▸ **What the task requires**: Exactly reproduce each entry, leaving out nothing.

(begin)

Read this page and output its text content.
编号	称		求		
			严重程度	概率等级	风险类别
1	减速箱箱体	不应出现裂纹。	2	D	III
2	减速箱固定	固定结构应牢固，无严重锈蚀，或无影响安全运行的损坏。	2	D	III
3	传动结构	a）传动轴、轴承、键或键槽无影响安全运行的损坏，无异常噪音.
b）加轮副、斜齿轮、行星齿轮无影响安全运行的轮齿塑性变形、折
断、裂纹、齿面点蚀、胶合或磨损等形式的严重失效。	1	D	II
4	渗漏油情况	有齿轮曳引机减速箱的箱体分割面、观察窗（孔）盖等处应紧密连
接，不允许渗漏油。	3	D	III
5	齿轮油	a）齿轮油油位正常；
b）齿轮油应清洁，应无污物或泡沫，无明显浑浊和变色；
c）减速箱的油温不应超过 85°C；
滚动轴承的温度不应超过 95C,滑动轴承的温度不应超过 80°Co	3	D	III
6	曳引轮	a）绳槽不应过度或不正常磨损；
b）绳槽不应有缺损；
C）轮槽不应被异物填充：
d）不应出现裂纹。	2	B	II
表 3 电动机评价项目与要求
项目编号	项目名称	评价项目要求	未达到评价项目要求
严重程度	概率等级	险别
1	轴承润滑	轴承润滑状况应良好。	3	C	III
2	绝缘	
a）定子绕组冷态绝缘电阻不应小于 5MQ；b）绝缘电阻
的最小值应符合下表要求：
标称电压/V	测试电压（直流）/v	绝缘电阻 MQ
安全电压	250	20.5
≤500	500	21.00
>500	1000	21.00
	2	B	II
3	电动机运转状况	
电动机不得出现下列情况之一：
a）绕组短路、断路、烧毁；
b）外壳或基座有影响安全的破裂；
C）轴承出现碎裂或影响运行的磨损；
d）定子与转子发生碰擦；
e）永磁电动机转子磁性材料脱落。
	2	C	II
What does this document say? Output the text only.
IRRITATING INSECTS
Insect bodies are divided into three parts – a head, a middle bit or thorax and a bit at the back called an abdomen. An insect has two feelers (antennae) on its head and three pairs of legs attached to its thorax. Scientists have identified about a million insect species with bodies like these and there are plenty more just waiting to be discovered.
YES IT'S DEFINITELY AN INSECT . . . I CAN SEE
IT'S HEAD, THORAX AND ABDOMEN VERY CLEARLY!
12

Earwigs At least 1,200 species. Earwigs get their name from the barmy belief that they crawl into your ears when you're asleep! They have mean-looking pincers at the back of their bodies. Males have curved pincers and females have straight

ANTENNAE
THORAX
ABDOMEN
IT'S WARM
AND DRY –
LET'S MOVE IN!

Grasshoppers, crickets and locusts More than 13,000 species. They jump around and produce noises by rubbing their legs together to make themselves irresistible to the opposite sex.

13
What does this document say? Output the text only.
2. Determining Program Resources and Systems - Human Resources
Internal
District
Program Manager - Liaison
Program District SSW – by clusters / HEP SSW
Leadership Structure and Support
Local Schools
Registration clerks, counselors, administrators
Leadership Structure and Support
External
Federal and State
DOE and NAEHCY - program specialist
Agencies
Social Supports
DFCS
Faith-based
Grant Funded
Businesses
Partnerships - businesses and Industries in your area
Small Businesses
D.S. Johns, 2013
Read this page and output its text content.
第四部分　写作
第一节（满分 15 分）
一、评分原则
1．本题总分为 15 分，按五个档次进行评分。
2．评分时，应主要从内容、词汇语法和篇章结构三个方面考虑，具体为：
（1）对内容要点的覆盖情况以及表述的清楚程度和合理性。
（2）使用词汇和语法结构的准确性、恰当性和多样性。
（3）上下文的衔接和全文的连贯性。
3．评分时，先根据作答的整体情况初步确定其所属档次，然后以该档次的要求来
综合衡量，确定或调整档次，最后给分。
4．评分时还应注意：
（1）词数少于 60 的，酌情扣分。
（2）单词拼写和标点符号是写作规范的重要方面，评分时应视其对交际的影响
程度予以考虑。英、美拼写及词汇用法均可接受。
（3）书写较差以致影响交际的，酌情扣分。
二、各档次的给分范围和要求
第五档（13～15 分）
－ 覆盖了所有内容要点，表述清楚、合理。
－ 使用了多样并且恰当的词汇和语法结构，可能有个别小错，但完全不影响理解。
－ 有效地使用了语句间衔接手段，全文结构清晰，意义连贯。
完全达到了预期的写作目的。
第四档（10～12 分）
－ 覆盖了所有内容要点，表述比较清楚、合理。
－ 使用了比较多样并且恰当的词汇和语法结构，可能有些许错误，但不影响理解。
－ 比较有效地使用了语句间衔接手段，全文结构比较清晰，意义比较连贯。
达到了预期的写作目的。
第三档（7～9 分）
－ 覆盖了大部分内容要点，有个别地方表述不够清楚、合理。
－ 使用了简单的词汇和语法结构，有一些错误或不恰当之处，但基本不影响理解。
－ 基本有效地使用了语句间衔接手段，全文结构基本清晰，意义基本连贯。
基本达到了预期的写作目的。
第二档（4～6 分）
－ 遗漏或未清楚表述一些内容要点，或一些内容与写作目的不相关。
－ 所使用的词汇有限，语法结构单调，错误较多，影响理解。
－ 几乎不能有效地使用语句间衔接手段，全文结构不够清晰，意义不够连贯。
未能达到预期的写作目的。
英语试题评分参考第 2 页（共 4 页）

(end)

▸ **In response**:
Read this page and output its text content.
编号	称		求		
			严重程度	概率等级	风险类别
1	减速箱箱体	不应出现裂纹。	2	D	III
2	减速箱固定	固定结构应牢固，无严重锈蚀，或无影响安全运行的损坏。	2	D	III
3	传动结构	a）传动轴、轴承、键或键槽无影响安全运行的损坏，无异常噪音.
b）加轮副、斜齿轮、行星齿轮无影响安全运行的轮齿塑性变形、折
断、裂纹、齿面点蚀、胶合或磨损等形式的严重失效。	1	D	II
4	渗漏油情况	有齿轮曳引机减速箱的箱体分割面、观察窗（孔）盖等处应紧密连
接，不允许渗漏油。	3	D	III
5	齿轮油	a）齿轮油油位正常；
b）齿轮油应清洁，应无污物或泡沫，无明显浑浊和变色；
c）减速箱的油温不应超过 85°C；
滚动轴承的温度不应超过 95C,滑动轴承的温度不应超过 80°Co	3	D	III
6	曳引轮	a）绳槽不应过度或不正常磨损；
b）绳槽不应有缺损；
C）轮槽不应被异物填充：
d）不应出现裂纹。	2	B	II
表 3 电动机评价项目与要求
项目编号	项目名称	评价项目要求	未达到评价项目要求
严重程度	概率等级	险别
1	轴承润滑	轴承润滑状况应良好。	3	C	III
2	绝缘	
a）定子绕组冷态绝缘电阻不应小于 5MQ；b）绝缘电阻
的最小值应符合下表要求：
标称电压/V	测试电压（直流）/v	绝缘电阻 MQ
安全电压	250	20.5
≤500	500	21.00
>500	1000	21.00
	2	B	II
3	电动机运转状况	
电动机不得出现下列情况之一：
a）绕组短路、断路、烧毁；
b）外壳或基座有影响安全的破裂；
C）轴承出现碎裂或影响运行的磨损；
d）定子与转子发生碰擦；
e）永磁电动机转子磁性材料脱落。
	2	C	II
What does this document say? Output the text only.
IRRITATING INSECTS
Insect bodies are divided into three parts – a head, a middle bit or thorax and a bit at the back called an abdomen. An insect has two feelers (antennae) on its head and three pairs of legs attached to its thorax. Scientists have identified about a million insect species with bodies like these and there are plenty more just waiting to be discovered.
YES IT'S DEFINITELY AN INSECT . . . I CAN SEE
IT'S HEAD, THORAX AND ABDOMEN VERY CLEARLY!
12

Earwigs At least 1,200 species. Earwigs get their name from the barmy belief that they crawl into your ears when you're asleep! They have mean-looking pincers at the back of their bodies. Males have curved pincers and females have straight

ANTENNAE
THORAX
ABDOMEN
IT'S WARM
AND DRY –
LET'S MOVE IN!

Grasshoppers, crickets and locusts More than 13,000 species. They jump around and produce noises by rubbing their legs together to make themselves irresistible to the opposite sex.

13
What does this document say? Output the text only.
2. Determining Program Resources and Systems - Human Resources
Internal
District
Program Manager - Liaison
Program District SSW – by clusters / HEP SSW
Leadership Structure and Support
Local Schools
Registration clerks, counselors, administrators
Leadership Structure and Support
External
Federal and State
DOE and NAEHCY - program specialist
Agencies
Social Supports
DFCS
Faith-based
Grant Funded
Businesses
Partnerships - businesses and Industries in your area
Small Businesses
D.S. Johns, 2013
Read this page and output its text content.
第四部分　写作
第一节（满分 15 分）
一、评分原则
1．本题总分为 15 分，按五个档次进行评分。
2．评分时，应主要从内容、词汇语法和篇章结构三个方面考虑，具体为：
（1）对内容要点的覆盖情况以及表述的清楚程度和合理性。
（2）使用词汇和语法结构的准确性、恰当性和多样性。
（3）上下文的衔接和全文的连贯性。
3．评分时，先根据作答的整体情况初步确定其所属档次，然后以该档次的要求来
综合衡量，确定或调整档次，最后给分。
4．评分时还应注意：
（1）词数少于 60 的，酌情扣分。
（2）单词拼写和标点符号是写作规范的重要方面，评分时应视其对交际的影响
程度予以考虑。英、美拼写及词汇用法均可接受。
（3）书写较差以致影响交际的，酌情扣分。
二、各档次的给分范围和要求
第五档（13～15 分）
－ 覆盖了所有内容要点，表述清楚、合理。
－ 使用了多样并且恰当的词汇和语法结构，可能有个别小错，但完全不影响理解。
－ 有效地使用了语句间衔接手段，全文结构清晰，意义连贯。
完全达到了预期的写作目的。
第四档（10～12 分）
－ 覆盖了所有内容要点，表述比较清楚、合理。
－ 使用了比较多样并且恰当的词汇和语法结构，可能有些许错误，但不影响理解。
－ 比较有效地使用了语句间衔接手段，全文结构比较清晰，意义比较连贯。
达到了预期的写作目的。
第三档（7～9 分）
－ 覆盖了大部分内容要点，有个别地方表述不够清楚、合理。
－ 使用了简单的词汇和语法结构，有一些错误或不恰当之处，但基本不影响理解。
－ 基本有效地使用了语句间衔接手段，全文结构基本清晰，意义基本连贯。
基本达到了预期的写作目的。
第二档（4～6 分）
－ 遗漏或未清楚表述一些内容要点，或一些内容与写作目的不相关。
－ 所使用的词汇有限，语法结构单调，错误较多，影响理解。
－ 几乎不能有效地使用语句间衔接手段，全文结构不够清晰，意义不够连贯。
未能达到预期的写作目的。
英语试题评分参考第 2 页（共 4 页）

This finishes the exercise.